Problem details =
Look over the lines below. Report each one that includes the string "value".

Data section =

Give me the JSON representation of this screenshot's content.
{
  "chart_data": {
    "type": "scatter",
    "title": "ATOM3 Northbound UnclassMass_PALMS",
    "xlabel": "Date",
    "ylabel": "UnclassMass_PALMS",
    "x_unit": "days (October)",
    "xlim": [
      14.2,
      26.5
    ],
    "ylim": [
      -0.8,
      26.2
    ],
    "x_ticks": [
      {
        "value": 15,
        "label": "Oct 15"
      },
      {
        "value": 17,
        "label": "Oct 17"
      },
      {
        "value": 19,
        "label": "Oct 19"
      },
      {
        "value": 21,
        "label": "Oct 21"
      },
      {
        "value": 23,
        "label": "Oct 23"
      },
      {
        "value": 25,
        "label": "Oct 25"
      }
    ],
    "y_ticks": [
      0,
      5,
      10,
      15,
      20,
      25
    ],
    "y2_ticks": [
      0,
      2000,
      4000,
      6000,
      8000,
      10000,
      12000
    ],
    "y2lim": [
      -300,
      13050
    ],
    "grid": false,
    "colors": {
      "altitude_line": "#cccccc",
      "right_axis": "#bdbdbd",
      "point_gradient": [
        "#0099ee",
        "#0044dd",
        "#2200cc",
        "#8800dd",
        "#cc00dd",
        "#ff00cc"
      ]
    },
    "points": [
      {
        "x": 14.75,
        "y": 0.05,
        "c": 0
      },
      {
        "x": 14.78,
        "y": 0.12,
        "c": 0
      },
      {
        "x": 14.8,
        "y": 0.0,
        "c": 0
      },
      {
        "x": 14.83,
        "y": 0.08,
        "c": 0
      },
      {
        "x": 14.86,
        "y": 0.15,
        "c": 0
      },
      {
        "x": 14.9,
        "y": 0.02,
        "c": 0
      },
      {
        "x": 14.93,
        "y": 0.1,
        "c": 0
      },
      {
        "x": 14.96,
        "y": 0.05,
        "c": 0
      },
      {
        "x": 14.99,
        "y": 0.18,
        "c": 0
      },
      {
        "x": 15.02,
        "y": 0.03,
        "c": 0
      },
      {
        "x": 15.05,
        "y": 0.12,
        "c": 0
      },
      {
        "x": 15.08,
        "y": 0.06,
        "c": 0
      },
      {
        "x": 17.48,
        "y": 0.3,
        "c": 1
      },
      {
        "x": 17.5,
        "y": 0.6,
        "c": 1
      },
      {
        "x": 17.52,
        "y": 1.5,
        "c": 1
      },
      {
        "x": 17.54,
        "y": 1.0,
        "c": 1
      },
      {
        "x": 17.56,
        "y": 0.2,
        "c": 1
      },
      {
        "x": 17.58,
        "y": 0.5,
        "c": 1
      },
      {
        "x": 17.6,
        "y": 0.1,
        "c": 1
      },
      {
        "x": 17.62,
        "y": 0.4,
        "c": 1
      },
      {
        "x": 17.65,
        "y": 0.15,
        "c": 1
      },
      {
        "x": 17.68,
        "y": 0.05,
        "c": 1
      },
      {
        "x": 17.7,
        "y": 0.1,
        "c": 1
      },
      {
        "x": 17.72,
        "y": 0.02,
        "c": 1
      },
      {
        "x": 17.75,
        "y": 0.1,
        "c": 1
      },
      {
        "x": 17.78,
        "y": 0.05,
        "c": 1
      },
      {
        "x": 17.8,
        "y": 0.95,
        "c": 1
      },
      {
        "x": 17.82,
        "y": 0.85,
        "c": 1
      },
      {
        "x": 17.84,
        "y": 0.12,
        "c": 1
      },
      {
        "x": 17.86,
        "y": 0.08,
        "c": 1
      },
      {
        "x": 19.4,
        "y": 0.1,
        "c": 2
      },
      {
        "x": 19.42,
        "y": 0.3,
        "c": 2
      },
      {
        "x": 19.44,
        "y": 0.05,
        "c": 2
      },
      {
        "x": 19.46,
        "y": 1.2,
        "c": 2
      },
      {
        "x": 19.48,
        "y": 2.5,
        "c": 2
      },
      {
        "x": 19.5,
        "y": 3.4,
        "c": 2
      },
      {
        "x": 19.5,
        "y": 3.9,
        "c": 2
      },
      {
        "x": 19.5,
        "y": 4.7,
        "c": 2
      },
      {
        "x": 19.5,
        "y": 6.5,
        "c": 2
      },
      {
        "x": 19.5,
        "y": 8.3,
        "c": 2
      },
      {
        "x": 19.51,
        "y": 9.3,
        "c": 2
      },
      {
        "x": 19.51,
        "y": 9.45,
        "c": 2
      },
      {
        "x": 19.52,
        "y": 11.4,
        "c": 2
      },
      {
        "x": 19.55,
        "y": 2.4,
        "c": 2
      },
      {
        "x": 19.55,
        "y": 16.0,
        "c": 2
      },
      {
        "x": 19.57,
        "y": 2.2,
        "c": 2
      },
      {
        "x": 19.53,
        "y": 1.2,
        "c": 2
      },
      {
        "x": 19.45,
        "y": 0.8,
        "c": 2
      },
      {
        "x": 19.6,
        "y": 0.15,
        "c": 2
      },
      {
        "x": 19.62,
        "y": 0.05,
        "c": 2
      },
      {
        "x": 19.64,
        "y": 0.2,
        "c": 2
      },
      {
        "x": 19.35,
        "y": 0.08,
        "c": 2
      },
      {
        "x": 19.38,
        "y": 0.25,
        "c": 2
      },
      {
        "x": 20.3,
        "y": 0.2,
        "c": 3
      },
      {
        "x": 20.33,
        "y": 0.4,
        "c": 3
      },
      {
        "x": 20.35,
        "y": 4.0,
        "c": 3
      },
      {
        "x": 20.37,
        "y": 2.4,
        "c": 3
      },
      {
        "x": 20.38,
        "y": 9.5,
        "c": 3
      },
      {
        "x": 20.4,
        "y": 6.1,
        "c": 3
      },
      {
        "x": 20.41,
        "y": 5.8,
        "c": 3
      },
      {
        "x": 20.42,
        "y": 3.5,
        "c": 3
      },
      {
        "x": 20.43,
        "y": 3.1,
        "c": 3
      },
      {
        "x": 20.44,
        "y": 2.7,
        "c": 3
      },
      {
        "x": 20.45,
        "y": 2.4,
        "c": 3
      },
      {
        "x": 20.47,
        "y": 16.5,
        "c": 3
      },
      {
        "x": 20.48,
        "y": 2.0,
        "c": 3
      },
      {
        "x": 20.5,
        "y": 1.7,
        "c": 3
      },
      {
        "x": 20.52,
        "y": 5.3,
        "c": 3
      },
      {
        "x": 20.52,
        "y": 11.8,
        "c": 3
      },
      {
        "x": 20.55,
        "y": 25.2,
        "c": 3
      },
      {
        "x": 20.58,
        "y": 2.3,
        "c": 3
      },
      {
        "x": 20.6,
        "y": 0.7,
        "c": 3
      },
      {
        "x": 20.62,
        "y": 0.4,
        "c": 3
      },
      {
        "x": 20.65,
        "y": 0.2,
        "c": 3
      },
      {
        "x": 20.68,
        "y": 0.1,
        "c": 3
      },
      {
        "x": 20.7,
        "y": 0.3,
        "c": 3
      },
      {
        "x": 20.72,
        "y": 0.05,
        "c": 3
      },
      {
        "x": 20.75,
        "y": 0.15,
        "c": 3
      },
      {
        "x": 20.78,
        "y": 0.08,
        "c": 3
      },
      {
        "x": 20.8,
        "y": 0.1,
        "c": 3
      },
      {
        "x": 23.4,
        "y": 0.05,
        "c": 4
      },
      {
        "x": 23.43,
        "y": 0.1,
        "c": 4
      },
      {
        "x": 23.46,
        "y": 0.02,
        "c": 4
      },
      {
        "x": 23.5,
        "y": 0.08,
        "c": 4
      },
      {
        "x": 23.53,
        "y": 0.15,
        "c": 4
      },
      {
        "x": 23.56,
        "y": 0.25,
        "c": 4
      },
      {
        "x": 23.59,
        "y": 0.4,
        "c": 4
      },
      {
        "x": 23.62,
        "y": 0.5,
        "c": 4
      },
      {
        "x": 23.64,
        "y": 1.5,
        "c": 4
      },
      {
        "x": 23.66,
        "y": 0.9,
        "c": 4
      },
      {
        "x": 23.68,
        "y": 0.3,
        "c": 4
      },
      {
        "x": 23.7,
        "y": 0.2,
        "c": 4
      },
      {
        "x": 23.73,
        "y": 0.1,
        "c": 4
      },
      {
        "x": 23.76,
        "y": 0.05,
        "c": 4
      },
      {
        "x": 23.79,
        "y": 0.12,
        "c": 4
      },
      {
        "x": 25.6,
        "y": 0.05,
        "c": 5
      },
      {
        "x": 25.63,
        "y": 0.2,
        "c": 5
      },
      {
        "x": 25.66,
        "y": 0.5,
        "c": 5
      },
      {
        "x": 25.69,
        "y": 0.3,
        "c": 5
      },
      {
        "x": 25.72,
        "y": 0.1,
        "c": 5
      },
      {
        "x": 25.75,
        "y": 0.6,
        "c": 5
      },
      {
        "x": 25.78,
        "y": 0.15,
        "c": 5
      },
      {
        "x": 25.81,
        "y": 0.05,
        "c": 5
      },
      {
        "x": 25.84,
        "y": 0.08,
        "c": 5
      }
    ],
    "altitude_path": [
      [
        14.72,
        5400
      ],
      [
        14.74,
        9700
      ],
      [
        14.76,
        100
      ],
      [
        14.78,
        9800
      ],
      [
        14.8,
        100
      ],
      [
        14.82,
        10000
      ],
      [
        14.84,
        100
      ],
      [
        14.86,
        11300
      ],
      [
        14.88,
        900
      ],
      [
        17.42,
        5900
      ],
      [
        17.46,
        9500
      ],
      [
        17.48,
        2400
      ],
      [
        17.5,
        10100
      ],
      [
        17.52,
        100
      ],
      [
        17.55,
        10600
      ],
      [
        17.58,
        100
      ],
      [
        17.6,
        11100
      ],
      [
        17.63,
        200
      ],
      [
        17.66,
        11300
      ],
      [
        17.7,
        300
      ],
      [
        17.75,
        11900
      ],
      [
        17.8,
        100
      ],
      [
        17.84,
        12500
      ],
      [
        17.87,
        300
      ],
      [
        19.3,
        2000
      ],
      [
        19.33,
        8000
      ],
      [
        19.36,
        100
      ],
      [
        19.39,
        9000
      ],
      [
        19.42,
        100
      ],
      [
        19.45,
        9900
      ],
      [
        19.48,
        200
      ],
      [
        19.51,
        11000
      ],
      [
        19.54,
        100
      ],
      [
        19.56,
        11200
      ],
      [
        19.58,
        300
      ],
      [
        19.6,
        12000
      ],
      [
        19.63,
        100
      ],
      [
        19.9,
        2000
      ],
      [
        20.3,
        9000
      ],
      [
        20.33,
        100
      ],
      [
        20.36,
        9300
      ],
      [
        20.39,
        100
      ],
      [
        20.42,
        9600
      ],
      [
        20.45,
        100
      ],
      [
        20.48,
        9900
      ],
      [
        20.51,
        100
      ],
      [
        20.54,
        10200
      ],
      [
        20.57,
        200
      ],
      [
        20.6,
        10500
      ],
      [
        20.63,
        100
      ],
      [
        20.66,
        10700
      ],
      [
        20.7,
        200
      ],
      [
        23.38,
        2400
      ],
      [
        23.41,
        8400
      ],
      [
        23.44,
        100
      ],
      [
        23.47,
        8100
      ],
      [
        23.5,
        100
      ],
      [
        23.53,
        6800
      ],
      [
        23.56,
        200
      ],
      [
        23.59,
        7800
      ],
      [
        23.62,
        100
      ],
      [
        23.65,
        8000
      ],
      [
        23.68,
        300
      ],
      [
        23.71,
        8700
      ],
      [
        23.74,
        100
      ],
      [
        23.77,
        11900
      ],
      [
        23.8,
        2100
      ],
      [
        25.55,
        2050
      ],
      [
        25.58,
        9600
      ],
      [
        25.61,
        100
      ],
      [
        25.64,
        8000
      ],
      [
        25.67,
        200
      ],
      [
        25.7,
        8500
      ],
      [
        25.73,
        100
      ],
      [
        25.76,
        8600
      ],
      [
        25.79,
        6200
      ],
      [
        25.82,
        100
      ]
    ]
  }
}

Written reply =
        "value": 15,
        "value": 17,
        "value": 19,
        "value": 21,
        "value": 23,
        "value": 25,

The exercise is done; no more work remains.